Stated exercise: Return the records word for word. Any pictures in them are not part of the copy.

• • • •

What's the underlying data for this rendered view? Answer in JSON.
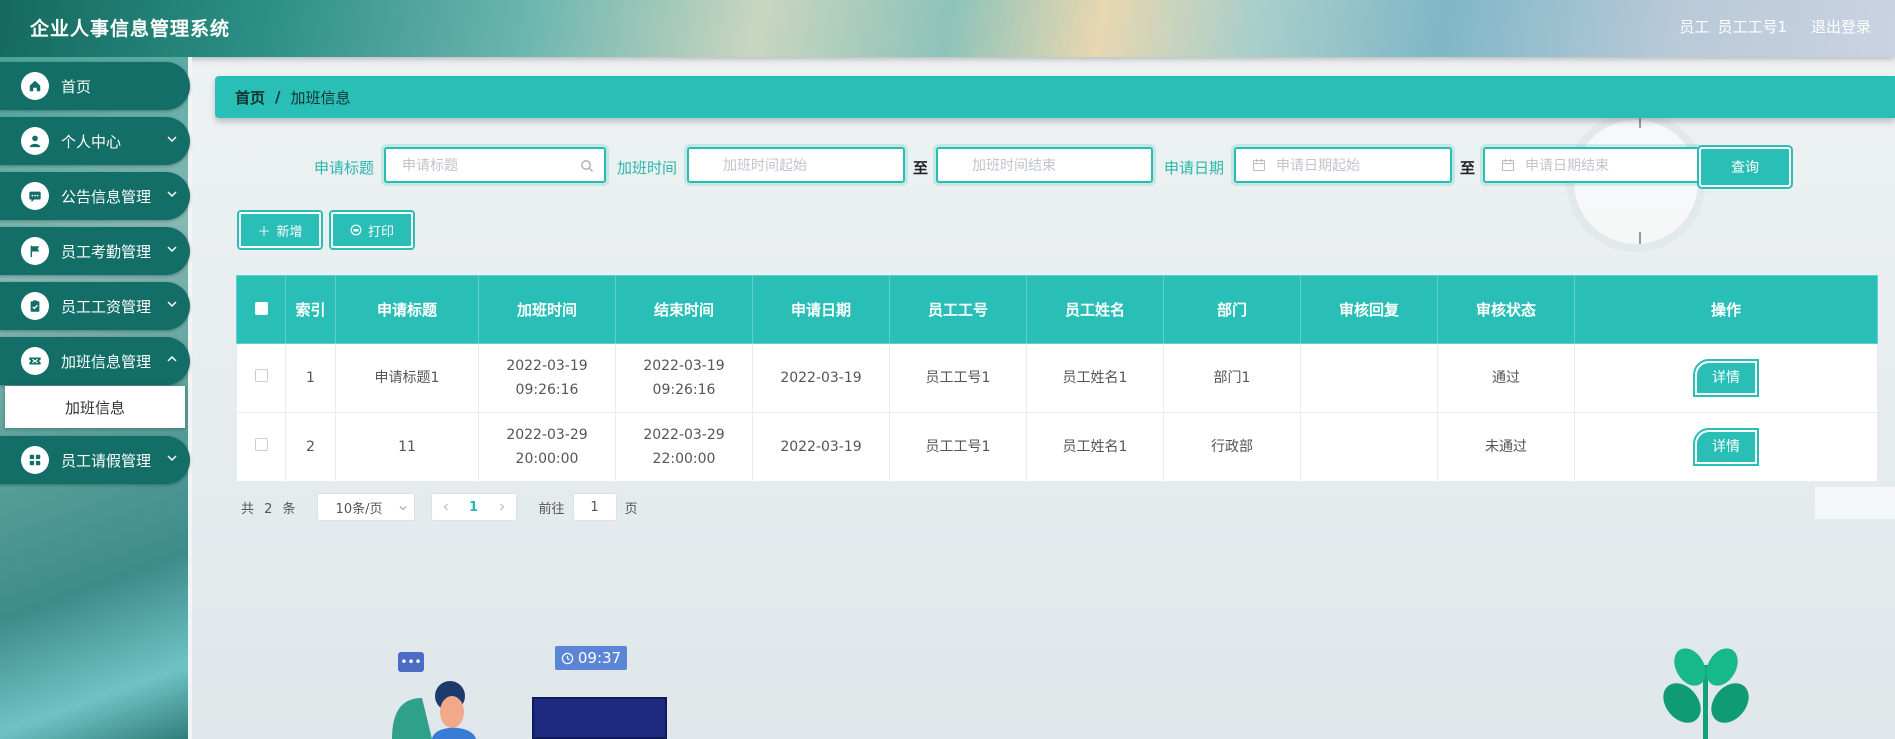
{
  "app": {
    "title": "企业人事信息管理系统"
  },
  "header": {
    "role": "员工",
    "username": "员工工号1",
    "logout": "退出登录"
  },
  "sidebar": {
    "items": [
      {
        "label": "首页",
        "icon": "home-icon",
        "has_arrow": false
      },
      {
        "label": "个人中心",
        "icon": "user-icon",
        "has_arrow": true
      },
      {
        "label": "公告信息管理",
        "icon": "message-icon",
        "has_arrow": true
      },
      {
        "label": "员工考勤管理",
        "icon": "flag-icon",
        "has_arrow": true
      },
      {
        "label": "员工工资管理",
        "icon": "clipboard-check-icon",
        "has_arrow": true
      },
      {
        "label": "加班信息管理",
        "icon": "ticket-icon",
        "has_arrow": true
      },
      {
        "label": "员工请假管理",
        "icon": "grid-icon",
        "has_arrow": true
      }
    ],
    "active_sub": "加班信息"
  },
  "breadcrumb": {
    "home": "首页",
    "separator": "/",
    "current": "加班信息"
  },
  "search": {
    "title_label": "申请标题",
    "title_placeholder": "申请标题",
    "ot_time_label": "加班时间",
    "ot_start_placeholder": "加班时间起始",
    "to1": "至",
    "ot_end_placeholder": "加班时间结束",
    "apply_date_label": "申请日期",
    "date_start_placeholder": "申请日期起始",
    "to2": "至",
    "date_end_placeholder": "申请日期结束",
    "query_label": "查询"
  },
  "actions": {
    "add_label": "新增",
    "print_label": "打印"
  },
  "table": {
    "columns": [
      "索引",
      "申请标题",
      "加班时间",
      "结束时间",
      "申请日期",
      "员工工号",
      "员工姓名",
      "部门",
      "审核回复",
      "审核状态",
      "操作"
    ],
    "rows": [
      {
        "index": "1",
        "title": "申请标题1",
        "ot_start": "2022-03-19 09:26:16",
        "ot_end": "2022-03-19 09:26:16",
        "apply_date": "2022-03-19",
        "emp_no": "员工工号1",
        "emp_name": "员工姓名1",
        "dept": "部门1",
        "reply": "",
        "status": "通过",
        "op": "详情"
      },
      {
        "index": "2",
        "title": "11",
        "ot_start": "2022-03-29 20:00:00",
        "ot_end": "2022-03-29 22:00:00",
        "apply_date": "2022-03-19",
        "emp_no": "员工工号1",
        "emp_name": "员工姓名1",
        "dept": "行政部",
        "reply": "",
        "status": "未通过",
        "op": "详情"
      }
    ]
  },
  "pagination": {
    "total_text": "共 2 条",
    "page_size": "10条/页",
    "current_page": "1",
    "goto_prefix": "前往",
    "goto_value": "1",
    "goto_suffix": "页"
  },
  "decor": {
    "clock_time": "09:37"
  },
  "colors": {
    "accent": "#29beb6",
    "sidebar_item": "#126e66"
  }
}
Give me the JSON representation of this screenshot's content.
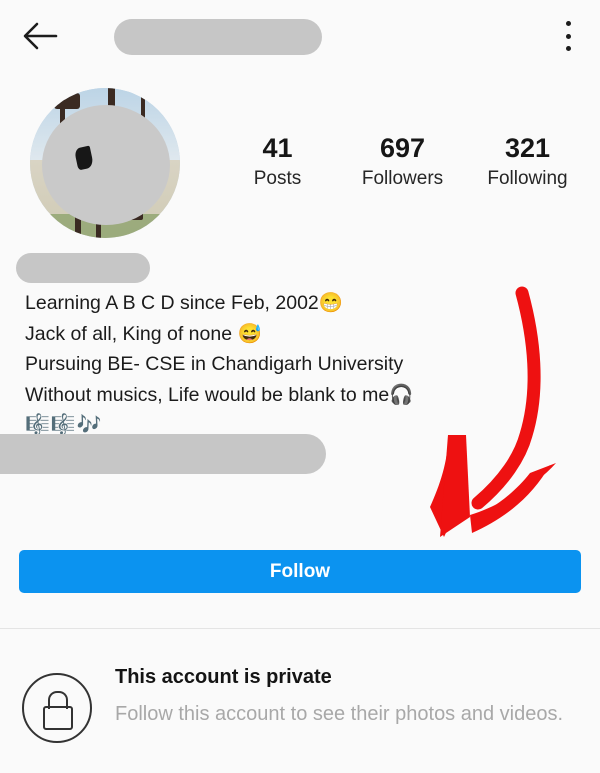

• • • •

Output of the task:
What's the underlying data for this rendered view? Answer in JSON.
{
  "app": {
    "title": "企业人事信息管理系统"
  },
  "header": {
    "role": "员工",
    "username": "员工工号1",
    "logout": "退出登录"
  },
  "sidebar": {
    "items": [
      {
        "label": "首页",
        "icon": "home-icon",
        "has_arrow": false
      },
      {
        "label": "个人中心",
        "icon": "user-icon",
        "has_arrow": true
      },
      {
        "label": "公告信息管理",
        "icon": "message-icon",
        "has_arrow": true
      },
      {
        "label": "员工考勤管理",
        "icon": "flag-icon",
        "has_arrow": true
      },
      {
        "label": "员工工资管理",
        "icon": "clipboard-check-icon",
        "has_arrow": true
      },
      {
        "label": "加班信息管理",
        "icon": "ticket-icon",
        "has_arrow": true
      },
      {
        "label": "员工请假管理",
        "icon": "grid-icon",
        "has_arrow": true
      }
    ],
    "active_sub": "加班信息"
  },
  "breadcrumb": {
    "home": "首页",
    "separator": "/",
    "current": "加班信息"
  },
  "search": {
    "title_label": "申请标题",
    "title_placeholder": "申请标题",
    "ot_time_label": "加班时间",
    "ot_start_placeholder": "加班时间起始",
    "to1": "至",
    "ot_end_placeholder": "加班时间结束",
    "apply_date_label": "申请日期",
    "date_start_placeholder": "申请日期起始",
    "to2": "至",
    "date_end_placeholder": "申请日期结束",
    "query_label": "查询"
  },
  "actions": {
    "add_label": "新增",
    "print_label": "打印"
  },
  "table": {
    "columns": [
      "索引",
      "申请标题",
      "加班时间",
      "结束时间",
      "申请日期",
      "员工工号",
      "员工姓名",
      "部门",
      "审核回复",
      "审核状态",
      "操作"
    ],
    "rows": [
      {
        "index": "1",
        "title": "申请标题1",
        "ot_start": "2022-03-19 09:26:16",
        "ot_end": "2022-03-19 09:26:16",
        "apply_date": "2022-03-19",
        "emp_no": "员工工号1",
        "emp_name": "员工姓名1",
        "dept": "部门1",
        "reply": "",
        "status": "通过",
        "op": "详情"
      },
      {
        "index": "2",
        "title": "11",
        "ot_start": "2022-03-29 20:00:00",
        "ot_end": "2022-03-29 22:00:00",
        "apply_date": "2022-03-19",
        "emp_no": "员工工号1",
        "emp_name": "员工姓名1",
        "dept": "行政部",
        "reply": "",
        "status": "未通过",
        "op": "详情"
      }
    ]
  },
  "pagination": {
    "total_text": "共 2 条",
    "page_size": "10条/页",
    "current_page": "1",
    "goto_prefix": "前往",
    "goto_value": "1",
    "goto_suffix": "页"
  },
  "decor": {
    "clock_time": "09:37"
  },
  "colors": {
    "accent": "#29beb6",
    "sidebar_item": "#126e66"
  }
}
Give me the JSON representation of this screenshot's content.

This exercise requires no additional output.